Request »
Find every line in the records below that holds the word "Pipeline", and copy it out.

--- BEGIN Items ---

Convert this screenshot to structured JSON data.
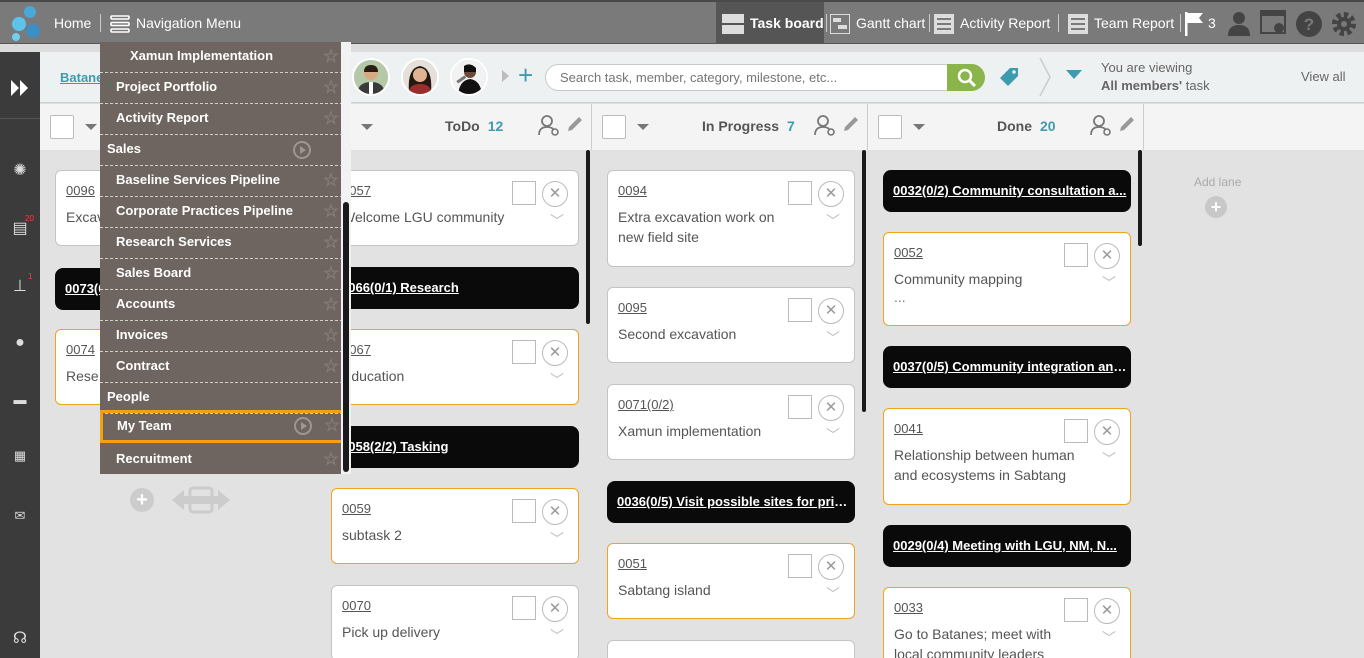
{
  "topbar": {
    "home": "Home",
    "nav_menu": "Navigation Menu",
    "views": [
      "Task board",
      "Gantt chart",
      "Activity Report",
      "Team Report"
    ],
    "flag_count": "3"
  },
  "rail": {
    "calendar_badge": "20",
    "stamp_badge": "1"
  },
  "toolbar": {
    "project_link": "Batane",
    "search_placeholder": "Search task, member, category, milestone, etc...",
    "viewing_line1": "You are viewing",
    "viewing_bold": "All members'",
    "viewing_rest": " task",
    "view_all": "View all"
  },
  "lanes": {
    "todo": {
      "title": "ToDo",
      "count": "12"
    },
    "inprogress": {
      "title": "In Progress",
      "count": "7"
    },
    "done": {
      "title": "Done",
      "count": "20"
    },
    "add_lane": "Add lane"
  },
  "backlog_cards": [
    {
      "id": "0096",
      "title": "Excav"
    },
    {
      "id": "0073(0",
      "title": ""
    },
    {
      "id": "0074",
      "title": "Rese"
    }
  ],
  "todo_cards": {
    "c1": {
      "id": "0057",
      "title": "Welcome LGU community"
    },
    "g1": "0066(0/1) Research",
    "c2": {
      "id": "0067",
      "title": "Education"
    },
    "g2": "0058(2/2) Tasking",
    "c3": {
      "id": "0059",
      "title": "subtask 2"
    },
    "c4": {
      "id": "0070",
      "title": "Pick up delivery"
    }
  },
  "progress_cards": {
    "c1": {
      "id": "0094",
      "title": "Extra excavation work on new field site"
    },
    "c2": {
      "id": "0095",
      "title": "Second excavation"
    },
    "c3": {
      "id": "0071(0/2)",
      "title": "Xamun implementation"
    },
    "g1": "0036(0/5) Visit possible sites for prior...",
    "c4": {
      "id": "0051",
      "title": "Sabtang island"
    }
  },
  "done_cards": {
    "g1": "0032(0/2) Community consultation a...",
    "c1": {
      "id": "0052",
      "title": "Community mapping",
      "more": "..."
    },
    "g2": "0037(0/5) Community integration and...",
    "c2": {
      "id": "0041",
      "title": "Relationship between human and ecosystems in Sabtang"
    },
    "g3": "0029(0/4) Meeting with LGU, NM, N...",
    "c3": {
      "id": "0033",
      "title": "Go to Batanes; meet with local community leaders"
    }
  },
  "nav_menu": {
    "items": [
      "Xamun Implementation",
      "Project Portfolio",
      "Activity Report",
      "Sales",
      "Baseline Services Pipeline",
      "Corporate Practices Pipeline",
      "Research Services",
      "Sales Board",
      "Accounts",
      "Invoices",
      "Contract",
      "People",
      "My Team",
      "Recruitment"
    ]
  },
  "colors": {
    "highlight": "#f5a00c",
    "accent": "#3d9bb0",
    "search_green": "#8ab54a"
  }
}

--- END Items ---

Task response »
      "Baseline Services Pipeline",
      "Corporate Practices Pipeline",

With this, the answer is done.